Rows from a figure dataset
-------------------------
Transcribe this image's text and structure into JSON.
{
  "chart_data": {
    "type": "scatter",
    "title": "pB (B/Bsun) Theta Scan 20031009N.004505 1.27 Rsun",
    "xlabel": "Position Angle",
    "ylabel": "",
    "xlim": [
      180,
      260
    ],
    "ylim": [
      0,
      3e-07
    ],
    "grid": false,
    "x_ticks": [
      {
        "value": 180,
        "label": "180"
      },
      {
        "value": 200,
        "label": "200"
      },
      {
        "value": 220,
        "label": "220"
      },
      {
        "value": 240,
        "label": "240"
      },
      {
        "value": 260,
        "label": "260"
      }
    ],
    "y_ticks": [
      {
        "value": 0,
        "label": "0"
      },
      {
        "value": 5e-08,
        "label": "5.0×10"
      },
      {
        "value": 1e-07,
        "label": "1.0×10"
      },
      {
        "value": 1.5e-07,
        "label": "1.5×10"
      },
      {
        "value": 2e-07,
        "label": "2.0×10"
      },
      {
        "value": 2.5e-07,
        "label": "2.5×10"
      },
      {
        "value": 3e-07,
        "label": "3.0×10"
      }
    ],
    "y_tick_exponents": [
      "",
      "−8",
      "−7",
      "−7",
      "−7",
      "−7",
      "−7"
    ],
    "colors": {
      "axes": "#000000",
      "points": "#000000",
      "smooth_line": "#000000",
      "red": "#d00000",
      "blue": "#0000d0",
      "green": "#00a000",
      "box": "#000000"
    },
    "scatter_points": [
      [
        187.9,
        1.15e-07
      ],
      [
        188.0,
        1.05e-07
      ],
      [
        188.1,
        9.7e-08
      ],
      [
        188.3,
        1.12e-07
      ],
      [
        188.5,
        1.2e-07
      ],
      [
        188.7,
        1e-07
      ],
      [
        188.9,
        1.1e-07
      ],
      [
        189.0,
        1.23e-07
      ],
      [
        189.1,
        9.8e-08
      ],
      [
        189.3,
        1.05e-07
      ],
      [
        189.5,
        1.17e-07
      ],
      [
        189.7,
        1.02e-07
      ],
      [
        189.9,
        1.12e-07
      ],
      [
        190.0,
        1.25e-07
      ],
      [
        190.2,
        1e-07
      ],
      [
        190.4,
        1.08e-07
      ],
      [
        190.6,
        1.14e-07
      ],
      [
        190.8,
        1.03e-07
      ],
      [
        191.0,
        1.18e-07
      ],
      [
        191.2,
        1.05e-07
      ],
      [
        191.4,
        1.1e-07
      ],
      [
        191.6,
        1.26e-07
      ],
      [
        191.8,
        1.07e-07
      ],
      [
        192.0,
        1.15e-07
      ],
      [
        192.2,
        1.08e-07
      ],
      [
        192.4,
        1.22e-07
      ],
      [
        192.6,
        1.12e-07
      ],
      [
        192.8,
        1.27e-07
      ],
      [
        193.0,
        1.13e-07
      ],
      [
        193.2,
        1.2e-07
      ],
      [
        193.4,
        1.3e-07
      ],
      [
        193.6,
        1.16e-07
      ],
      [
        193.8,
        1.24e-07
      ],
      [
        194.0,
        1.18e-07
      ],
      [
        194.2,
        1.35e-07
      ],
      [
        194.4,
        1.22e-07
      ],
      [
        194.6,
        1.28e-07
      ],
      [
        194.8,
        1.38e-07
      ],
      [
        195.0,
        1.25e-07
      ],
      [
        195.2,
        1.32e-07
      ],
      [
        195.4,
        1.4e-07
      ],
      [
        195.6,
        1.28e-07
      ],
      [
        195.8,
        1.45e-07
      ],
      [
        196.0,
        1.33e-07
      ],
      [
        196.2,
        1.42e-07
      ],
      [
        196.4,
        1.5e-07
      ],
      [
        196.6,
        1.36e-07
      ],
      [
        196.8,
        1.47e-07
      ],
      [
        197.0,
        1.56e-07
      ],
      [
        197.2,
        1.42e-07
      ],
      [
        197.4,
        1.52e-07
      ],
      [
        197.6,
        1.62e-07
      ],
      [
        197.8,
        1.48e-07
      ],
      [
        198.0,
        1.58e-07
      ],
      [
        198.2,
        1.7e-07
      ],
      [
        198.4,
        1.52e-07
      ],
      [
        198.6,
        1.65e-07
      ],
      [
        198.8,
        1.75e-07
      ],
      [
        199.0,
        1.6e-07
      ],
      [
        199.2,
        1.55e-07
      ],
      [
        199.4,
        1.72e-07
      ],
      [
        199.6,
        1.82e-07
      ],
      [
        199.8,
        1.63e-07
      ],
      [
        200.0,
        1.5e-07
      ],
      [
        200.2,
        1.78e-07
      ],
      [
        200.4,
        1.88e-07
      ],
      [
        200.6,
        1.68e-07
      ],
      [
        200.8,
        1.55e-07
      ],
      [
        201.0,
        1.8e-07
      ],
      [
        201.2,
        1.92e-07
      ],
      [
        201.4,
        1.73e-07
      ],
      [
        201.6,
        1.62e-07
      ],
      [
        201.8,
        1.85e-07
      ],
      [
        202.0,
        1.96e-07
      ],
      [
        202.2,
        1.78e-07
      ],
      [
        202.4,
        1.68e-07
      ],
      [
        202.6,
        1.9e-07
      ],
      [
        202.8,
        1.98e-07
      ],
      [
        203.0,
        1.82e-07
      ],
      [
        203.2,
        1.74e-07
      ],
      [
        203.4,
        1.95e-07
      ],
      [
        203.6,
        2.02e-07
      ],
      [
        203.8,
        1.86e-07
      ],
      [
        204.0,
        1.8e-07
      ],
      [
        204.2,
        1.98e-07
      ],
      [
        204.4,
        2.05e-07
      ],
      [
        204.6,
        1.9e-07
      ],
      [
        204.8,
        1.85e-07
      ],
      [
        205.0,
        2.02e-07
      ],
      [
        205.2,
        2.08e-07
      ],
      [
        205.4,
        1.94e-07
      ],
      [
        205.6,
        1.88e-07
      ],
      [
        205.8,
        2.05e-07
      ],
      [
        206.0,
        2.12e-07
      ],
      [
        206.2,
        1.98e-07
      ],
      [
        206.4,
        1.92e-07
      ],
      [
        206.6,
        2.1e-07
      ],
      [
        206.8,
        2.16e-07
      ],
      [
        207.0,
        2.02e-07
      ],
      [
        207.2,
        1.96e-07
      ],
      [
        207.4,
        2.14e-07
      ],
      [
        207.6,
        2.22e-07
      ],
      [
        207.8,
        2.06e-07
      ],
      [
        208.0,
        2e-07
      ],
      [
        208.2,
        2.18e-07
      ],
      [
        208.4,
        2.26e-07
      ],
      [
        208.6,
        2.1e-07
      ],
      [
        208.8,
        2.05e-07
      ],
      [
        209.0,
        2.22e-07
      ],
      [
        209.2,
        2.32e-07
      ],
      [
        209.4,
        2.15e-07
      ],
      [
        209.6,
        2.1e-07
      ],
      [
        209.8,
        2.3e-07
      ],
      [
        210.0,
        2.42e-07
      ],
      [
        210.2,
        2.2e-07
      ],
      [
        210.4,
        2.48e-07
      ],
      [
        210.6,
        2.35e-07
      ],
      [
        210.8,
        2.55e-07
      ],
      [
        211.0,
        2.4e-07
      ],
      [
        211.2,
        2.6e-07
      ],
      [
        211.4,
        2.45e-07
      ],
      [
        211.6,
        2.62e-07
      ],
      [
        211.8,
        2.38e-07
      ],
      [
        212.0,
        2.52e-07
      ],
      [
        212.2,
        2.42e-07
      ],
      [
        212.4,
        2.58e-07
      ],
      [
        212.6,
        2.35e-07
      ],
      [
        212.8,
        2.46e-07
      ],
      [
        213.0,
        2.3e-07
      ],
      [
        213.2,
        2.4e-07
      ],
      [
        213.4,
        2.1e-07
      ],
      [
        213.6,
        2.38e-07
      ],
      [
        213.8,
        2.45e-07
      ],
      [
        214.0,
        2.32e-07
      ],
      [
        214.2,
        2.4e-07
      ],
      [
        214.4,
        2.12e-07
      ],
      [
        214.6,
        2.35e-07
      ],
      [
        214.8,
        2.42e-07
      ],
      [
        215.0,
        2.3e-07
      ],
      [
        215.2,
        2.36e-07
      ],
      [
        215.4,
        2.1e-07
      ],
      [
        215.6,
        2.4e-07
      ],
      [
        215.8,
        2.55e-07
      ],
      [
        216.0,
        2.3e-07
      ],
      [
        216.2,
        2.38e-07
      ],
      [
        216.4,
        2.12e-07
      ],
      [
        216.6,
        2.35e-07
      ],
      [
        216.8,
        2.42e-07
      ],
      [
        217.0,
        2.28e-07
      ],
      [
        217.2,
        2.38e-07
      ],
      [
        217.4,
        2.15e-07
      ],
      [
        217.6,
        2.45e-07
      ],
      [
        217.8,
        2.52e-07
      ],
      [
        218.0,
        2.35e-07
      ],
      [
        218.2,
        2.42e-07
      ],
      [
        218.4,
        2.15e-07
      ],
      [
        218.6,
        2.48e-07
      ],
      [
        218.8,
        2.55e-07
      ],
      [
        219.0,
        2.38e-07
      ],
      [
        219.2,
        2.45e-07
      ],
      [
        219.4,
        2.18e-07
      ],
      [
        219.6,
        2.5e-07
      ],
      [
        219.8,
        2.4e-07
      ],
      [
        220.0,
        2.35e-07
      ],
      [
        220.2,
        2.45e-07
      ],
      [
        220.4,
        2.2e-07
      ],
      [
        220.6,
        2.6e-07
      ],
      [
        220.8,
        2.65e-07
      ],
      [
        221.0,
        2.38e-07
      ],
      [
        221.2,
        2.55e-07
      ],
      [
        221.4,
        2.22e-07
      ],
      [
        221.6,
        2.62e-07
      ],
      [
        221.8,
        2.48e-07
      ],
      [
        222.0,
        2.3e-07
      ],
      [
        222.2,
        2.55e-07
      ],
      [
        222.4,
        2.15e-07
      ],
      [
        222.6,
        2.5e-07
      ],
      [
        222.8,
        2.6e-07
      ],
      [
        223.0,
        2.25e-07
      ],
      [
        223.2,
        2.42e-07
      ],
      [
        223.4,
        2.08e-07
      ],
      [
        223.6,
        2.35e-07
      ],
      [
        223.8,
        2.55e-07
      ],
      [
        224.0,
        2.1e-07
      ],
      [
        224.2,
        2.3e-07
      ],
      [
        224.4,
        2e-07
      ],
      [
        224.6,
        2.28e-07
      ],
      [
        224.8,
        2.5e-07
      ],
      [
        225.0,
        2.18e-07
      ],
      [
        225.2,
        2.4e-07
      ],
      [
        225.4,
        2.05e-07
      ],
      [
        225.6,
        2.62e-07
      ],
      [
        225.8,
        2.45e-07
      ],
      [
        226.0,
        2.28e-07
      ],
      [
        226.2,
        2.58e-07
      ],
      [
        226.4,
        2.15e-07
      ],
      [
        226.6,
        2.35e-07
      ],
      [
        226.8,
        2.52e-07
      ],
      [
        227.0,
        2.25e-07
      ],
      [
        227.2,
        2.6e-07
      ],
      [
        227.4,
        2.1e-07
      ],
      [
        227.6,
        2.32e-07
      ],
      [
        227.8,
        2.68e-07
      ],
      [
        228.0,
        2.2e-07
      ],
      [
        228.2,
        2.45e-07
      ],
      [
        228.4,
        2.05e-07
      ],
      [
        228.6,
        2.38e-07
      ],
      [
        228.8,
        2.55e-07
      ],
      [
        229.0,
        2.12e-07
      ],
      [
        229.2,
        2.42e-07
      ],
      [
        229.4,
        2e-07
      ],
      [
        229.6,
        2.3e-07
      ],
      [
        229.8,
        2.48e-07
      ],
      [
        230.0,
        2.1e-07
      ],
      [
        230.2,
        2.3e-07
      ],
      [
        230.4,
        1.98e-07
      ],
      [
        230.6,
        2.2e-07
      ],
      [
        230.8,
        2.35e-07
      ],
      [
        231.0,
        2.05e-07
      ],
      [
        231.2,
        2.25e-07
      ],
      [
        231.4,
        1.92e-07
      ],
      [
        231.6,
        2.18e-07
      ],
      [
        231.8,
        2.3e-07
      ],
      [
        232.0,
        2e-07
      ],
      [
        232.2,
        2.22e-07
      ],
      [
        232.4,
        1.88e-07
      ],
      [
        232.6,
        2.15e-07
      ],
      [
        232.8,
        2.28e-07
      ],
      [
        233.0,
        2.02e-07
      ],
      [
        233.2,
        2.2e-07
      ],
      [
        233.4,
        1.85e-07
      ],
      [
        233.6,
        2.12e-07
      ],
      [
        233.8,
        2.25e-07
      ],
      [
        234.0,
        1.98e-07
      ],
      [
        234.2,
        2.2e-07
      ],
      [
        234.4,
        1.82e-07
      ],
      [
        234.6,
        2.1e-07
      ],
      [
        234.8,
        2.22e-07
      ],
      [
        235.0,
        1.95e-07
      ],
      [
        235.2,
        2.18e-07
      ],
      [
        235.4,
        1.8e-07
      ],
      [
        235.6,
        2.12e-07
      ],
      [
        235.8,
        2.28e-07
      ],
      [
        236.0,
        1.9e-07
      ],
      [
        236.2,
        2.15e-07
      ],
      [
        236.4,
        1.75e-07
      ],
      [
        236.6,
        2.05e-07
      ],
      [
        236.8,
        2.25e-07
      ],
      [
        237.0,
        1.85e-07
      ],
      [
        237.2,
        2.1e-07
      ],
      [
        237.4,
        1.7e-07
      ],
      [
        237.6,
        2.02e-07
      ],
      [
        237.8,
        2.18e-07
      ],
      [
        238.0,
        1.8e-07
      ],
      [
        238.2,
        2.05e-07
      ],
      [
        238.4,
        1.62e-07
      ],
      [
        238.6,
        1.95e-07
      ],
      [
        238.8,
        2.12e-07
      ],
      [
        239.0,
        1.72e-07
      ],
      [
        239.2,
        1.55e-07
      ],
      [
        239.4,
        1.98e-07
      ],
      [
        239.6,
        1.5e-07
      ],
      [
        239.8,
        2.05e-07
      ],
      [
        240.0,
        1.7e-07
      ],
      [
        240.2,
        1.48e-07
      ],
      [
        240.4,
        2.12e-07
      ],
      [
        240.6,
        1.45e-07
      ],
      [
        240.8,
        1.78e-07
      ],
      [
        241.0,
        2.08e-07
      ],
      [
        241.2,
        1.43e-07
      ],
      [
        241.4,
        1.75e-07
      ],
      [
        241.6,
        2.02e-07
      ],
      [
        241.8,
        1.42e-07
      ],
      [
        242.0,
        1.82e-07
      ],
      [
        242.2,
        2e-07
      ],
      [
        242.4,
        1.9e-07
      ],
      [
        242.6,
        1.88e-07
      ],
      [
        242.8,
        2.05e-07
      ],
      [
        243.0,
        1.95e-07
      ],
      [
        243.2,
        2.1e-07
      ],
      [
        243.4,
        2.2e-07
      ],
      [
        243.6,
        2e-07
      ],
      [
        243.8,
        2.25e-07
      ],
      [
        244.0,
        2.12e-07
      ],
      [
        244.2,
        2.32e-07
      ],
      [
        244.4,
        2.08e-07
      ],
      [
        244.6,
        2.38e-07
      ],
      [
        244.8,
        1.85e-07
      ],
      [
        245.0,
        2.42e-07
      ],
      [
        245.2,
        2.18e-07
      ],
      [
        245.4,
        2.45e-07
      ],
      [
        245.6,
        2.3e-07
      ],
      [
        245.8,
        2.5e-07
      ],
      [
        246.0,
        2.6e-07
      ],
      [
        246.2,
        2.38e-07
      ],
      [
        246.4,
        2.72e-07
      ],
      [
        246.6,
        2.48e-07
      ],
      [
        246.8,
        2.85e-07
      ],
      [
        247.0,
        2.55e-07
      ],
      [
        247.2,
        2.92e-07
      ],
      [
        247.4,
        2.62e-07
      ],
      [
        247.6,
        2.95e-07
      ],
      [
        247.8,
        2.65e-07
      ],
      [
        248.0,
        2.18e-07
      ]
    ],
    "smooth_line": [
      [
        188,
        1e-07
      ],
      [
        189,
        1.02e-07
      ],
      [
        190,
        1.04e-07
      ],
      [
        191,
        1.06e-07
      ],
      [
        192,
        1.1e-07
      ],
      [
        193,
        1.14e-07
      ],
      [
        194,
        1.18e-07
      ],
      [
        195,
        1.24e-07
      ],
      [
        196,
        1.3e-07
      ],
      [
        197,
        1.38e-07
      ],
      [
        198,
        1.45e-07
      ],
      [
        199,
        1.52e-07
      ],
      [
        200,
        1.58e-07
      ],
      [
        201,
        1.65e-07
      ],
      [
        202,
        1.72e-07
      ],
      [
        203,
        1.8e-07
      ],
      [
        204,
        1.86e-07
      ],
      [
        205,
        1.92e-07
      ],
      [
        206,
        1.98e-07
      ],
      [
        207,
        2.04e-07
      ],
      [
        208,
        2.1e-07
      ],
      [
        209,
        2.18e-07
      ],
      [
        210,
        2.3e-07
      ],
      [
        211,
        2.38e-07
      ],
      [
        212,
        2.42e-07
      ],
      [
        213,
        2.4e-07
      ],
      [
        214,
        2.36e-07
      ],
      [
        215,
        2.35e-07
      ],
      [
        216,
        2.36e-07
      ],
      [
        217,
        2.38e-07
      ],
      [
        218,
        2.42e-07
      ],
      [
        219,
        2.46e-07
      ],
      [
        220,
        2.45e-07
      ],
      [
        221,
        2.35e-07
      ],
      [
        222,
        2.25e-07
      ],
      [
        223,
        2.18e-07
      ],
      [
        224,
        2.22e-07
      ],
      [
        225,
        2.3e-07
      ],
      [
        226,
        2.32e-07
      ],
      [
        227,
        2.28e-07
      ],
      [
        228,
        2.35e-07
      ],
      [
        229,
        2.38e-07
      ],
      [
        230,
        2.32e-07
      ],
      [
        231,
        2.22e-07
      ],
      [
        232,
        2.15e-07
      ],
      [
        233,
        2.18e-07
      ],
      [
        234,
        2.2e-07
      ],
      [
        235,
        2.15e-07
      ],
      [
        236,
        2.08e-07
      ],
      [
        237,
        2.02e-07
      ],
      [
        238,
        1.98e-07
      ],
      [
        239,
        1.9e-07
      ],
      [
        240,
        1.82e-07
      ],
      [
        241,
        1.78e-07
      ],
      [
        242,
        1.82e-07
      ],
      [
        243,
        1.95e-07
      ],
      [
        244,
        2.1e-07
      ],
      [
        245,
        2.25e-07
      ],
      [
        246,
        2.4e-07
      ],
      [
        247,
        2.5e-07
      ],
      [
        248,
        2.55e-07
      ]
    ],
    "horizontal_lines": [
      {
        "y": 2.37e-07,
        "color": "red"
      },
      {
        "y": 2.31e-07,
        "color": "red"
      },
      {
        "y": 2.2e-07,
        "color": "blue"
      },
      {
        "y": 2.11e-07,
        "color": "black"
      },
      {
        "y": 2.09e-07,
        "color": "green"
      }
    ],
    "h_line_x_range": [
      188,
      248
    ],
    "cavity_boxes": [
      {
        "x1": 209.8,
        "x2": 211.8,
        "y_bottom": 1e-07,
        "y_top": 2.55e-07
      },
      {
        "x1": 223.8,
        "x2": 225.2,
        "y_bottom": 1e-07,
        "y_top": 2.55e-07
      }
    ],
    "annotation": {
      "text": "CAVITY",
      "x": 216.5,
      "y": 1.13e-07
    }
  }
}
-------------------------
- **Exercise directions**
Show, from the listing above, each line that contains the word "value".

- **Complete answer**
        "value": 180,
        "value": 200,
        "value": 220,
        "value": 240,
        "value": 260,
        "value": 0,
        "value": 5e-08,
        "value": 1e-07,
        "value": 1.5e-07,
        "value": 2e-07,
        "value": 2.5e-07,
        "value": 3e-07,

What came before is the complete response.